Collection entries
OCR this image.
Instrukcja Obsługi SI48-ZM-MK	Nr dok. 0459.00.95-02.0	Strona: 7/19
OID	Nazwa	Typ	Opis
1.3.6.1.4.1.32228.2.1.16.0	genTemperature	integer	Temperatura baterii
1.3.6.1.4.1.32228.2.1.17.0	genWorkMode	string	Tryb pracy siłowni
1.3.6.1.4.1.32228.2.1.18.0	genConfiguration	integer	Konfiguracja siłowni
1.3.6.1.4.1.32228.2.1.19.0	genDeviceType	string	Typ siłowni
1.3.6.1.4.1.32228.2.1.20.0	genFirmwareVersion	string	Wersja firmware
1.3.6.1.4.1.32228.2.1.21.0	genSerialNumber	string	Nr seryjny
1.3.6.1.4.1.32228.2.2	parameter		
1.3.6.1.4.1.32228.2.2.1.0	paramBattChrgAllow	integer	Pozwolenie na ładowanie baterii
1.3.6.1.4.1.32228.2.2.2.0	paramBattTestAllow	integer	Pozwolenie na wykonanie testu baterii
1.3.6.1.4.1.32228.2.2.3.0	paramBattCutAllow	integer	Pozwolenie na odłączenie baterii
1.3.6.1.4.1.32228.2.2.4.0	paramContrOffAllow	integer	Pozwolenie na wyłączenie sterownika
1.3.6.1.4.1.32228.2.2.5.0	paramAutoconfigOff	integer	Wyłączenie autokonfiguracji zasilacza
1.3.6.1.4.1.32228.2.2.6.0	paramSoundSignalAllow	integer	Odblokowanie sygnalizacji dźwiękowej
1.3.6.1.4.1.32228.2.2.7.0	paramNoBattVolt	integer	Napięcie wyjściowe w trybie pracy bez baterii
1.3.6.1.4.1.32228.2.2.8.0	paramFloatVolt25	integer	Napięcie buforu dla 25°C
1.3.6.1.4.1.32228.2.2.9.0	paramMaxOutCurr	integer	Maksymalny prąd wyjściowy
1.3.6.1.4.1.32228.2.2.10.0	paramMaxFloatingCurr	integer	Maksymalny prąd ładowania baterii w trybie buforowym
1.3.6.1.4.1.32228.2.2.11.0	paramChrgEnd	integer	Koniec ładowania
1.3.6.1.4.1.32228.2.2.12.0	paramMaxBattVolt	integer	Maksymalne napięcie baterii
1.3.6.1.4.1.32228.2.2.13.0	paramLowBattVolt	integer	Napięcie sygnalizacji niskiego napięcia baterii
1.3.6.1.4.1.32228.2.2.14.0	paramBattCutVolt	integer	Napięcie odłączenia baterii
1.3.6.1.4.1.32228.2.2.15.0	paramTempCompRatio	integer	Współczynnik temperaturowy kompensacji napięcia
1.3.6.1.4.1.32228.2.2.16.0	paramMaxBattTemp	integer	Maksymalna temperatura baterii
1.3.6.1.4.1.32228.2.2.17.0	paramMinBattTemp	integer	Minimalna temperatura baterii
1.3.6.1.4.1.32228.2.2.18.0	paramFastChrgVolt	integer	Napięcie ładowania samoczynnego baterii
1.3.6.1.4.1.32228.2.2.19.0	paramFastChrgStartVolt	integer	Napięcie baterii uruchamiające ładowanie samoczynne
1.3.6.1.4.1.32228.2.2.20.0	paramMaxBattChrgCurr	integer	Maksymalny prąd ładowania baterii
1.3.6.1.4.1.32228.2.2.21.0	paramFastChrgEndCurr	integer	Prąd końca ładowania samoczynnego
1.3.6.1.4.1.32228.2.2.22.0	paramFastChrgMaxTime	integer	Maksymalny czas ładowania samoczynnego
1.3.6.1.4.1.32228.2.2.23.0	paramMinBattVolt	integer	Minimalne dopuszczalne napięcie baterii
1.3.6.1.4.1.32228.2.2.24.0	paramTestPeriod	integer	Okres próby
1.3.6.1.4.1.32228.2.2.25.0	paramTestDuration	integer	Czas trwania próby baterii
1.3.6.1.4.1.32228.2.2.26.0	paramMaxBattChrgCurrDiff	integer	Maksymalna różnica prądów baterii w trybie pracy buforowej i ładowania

_To do_
State the number of lines above that hold the string "ładowanie", with nothing added.

_Answer to the exercise_
2